** Written instruction **
Skip the images and copy each record exactly as written.

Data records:
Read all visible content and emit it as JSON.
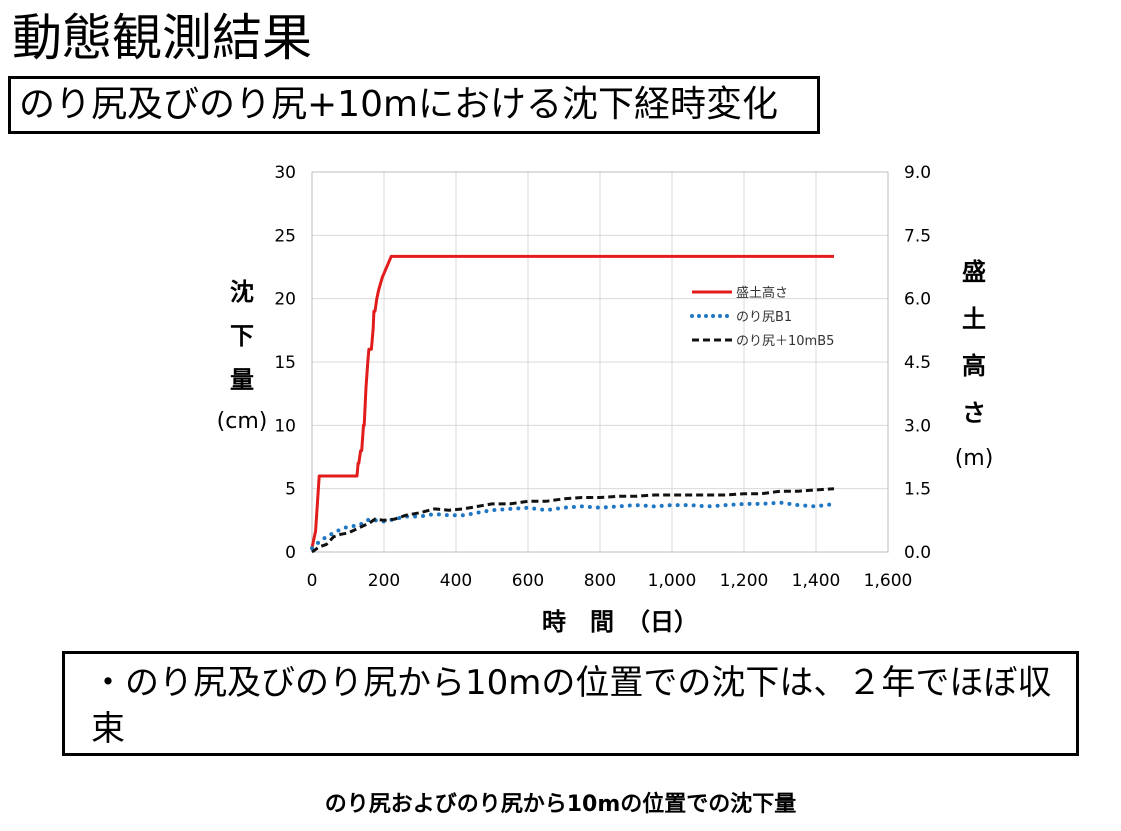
{
  "page": {
    "title": "動態観測結果",
    "subtitle": "のり尻及びのり尻+10mにおける沈下経時変化",
    "note": "・のり尻及びのり尻から10mの位置での沈下は、２年でほぼ収束",
    "caption": "のり尻およびのり尻から10mの位置での沈下量"
  },
  "chart_data": {
    "type": "line",
    "xlabel": "時　間　（日）",
    "ylabel_left_chars": [
      "沈",
      "下",
      "量"
    ],
    "ylabel_left_unit": "(cm)",
    "ylabel_right_chars": [
      "盛",
      "土",
      "高",
      "さ"
    ],
    "ylabel_right_unit": "(m)",
    "xlim": [
      0,
      1600
    ],
    "ylim_left": [
      0,
      30
    ],
    "ylim_right": [
      0,
      9
    ],
    "x_ticks": [
      "0",
      "200",
      "400",
      "600",
      "800",
      "1,000",
      "1,200",
      "1,400",
      "1,600"
    ],
    "y_left_ticks": [
      "0",
      "5",
      "10",
      "15",
      "20",
      "25",
      "30"
    ],
    "y_right_ticks": [
      "0.0",
      "1.5",
      "3.0",
      "4.5",
      "6.0",
      "7.5",
      "9.0"
    ],
    "grid": true,
    "legend_position": "top-right",
    "series": [
      {
        "name": "盛土高さ",
        "axis": "right",
        "color": "#e21b1b",
        "style": "solid",
        "x": [
          0,
          10,
          20,
          22,
          125,
          128,
          130,
          135,
          138,
          143,
          145,
          150,
          155,
          158,
          165,
          170,
          172,
          175,
          180,
          185,
          195,
          210,
          220,
          1450
        ],
        "y": [
          0.1,
          0.5,
          1.8,
          1.8,
          1.8,
          2.1,
          2.1,
          2.4,
          2.4,
          3.0,
          3.0,
          3.9,
          4.5,
          4.8,
          4.8,
          5.3,
          5.7,
          5.7,
          6.0,
          6.2,
          6.5,
          6.8,
          7.0,
          7.0
        ]
      },
      {
        "name": "のり尻B1",
        "axis": "left",
        "color": "#1f77c4",
        "style": "dotted",
        "x": [
          0,
          20,
          40,
          60,
          80,
          100,
          130,
          160,
          175,
          200,
          230,
          260,
          300,
          340,
          380,
          420,
          460,
          500,
          550,
          600,
          650,
          700,
          750,
          800,
          850,
          900,
          950,
          1000,
          1050,
          1100,
          1150,
          1200,
          1250,
          1300,
          1350,
          1400,
          1450
        ],
        "y": [
          0.3,
          0.8,
          1.2,
          1.5,
          1.8,
          2.0,
          2.1,
          2.6,
          2.5,
          2.4,
          2.6,
          2.8,
          2.8,
          3.0,
          2.9,
          2.9,
          3.1,
          3.3,
          3.4,
          3.5,
          3.3,
          3.5,
          3.6,
          3.5,
          3.6,
          3.7,
          3.6,
          3.7,
          3.7,
          3.6,
          3.7,
          3.8,
          3.8,
          3.9,
          3.7,
          3.6,
          3.8
        ]
      },
      {
        "name": "のり尻＋10mB5",
        "axis": "left",
        "color": "#111111",
        "style": "dashed",
        "x": [
          0,
          20,
          40,
          60,
          80,
          100,
          130,
          160,
          175,
          200,
          230,
          260,
          300,
          340,
          380,
          420,
          460,
          500,
          550,
          600,
          650,
          700,
          750,
          800,
          850,
          900,
          950,
          1000,
          1050,
          1100,
          1150,
          1200,
          1250,
          1300,
          1350,
          1400,
          1450
        ],
        "y": [
          0.0,
          0.4,
          0.6,
          1.2,
          1.4,
          1.5,
          1.9,
          2.3,
          2.6,
          2.5,
          2.6,
          2.9,
          3.1,
          3.4,
          3.3,
          3.4,
          3.6,
          3.8,
          3.8,
          4.0,
          4.0,
          4.2,
          4.3,
          4.3,
          4.4,
          4.4,
          4.5,
          4.5,
          4.5,
          4.5,
          4.5,
          4.6,
          4.6,
          4.8,
          4.8,
          4.9,
          5.0
        ]
      }
    ]
  }
}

** Full output **
Read all visible content and emit it as JSON.
{
  "page": {
    "title": "動態観測結果",
    "subtitle": "のり尻及びのり尻+10mにおける沈下経時変化",
    "note": "・のり尻及びのり尻から10mの位置での沈下は、２年でほぼ収束",
    "caption": "のり尻およびのり尻から10mの位置での沈下量"
  },
  "chart_data": {
    "type": "line",
    "xlabel": "時　間　（日）",
    "ylabel_left_chars": [
      "沈",
      "下",
      "量"
    ],
    "ylabel_left_unit": "(cm)",
    "ylabel_right_chars": [
      "盛",
      "土",
      "高",
      "さ"
    ],
    "ylabel_right_unit": "(m)",
    "xlim": [
      0,
      1600
    ],
    "ylim_left": [
      0,
      30
    ],
    "ylim_right": [
      0,
      9
    ],
    "x_ticks": [
      "0",
      "200",
      "400",
      "600",
      "800",
      "1,000",
      "1,200",
      "1,400",
      "1,600"
    ],
    "y_left_ticks": [
      "0",
      "5",
      "10",
      "15",
      "20",
      "25",
      "30"
    ],
    "y_right_ticks": [
      "0.0",
      "1.5",
      "3.0",
      "4.5",
      "6.0",
      "7.5",
      "9.0"
    ],
    "grid": true,
    "legend_position": "top-right",
    "series": [
      {
        "name": "盛土高さ",
        "axis": "right",
        "color": "#e21b1b",
        "style": "solid",
        "x": [
          0,
          10,
          20,
          22,
          125,
          128,
          130,
          135,
          138,
          143,
          145,
          150,
          155,
          158,
          165,
          170,
          172,
          175,
          180,
          185,
          195,
          210,
          220,
          1450
        ],
        "y": [
          0.1,
          0.5,
          1.8,
          1.8,
          1.8,
          2.1,
          2.1,
          2.4,
          2.4,
          3.0,
          3.0,
          3.9,
          4.5,
          4.8,
          4.8,
          5.3,
          5.7,
          5.7,
          6.0,
          6.2,
          6.5,
          6.8,
          7.0,
          7.0
        ]
      },
      {
        "name": "のり尻B1",
        "axis": "left",
        "color": "#1f77c4",
        "style": "dotted",
        "x": [
          0,
          20,
          40,
          60,
          80,
          100,
          130,
          160,
          175,
          200,
          230,
          260,
          300,
          340,
          380,
          420,
          460,
          500,
          550,
          600,
          650,
          700,
          750,
          800,
          850,
          900,
          950,
          1000,
          1050,
          1100,
          1150,
          1200,
          1250,
          1300,
          1350,
          1400,
          1450
        ],
        "y": [
          0.3,
          0.8,
          1.2,
          1.5,
          1.8,
          2.0,
          2.1,
          2.6,
          2.5,
          2.4,
          2.6,
          2.8,
          2.8,
          3.0,
          2.9,
          2.9,
          3.1,
          3.3,
          3.4,
          3.5,
          3.3,
          3.5,
          3.6,
          3.5,
          3.6,
          3.7,
          3.6,
          3.7,
          3.7,
          3.6,
          3.7,
          3.8,
          3.8,
          3.9,
          3.7,
          3.6,
          3.8
        ]
      },
      {
        "name": "のり尻＋10mB5",
        "axis": "left",
        "color": "#111111",
        "style": "dashed",
        "x": [
          0,
          20,
          40,
          60,
          80,
          100,
          130,
          160,
          175,
          200,
          230,
          260,
          300,
          340,
          380,
          420,
          460,
          500,
          550,
          600,
          650,
          700,
          750,
          800,
          850,
          900,
          950,
          1000,
          1050,
          1100,
          1150,
          1200,
          1250,
          1300,
          1350,
          1400,
          1450
        ],
        "y": [
          0.0,
          0.4,
          0.6,
          1.2,
          1.4,
          1.5,
          1.9,
          2.3,
          2.6,
          2.5,
          2.6,
          2.9,
          3.1,
          3.4,
          3.3,
          3.4,
          3.6,
          3.8,
          3.8,
          4.0,
          4.0,
          4.2,
          4.3,
          4.3,
          4.4,
          4.4,
          4.5,
          4.5,
          4.5,
          4.5,
          4.5,
          4.6,
          4.6,
          4.8,
          4.8,
          4.9,
          5.0
        ]
      }
    ]
  }
}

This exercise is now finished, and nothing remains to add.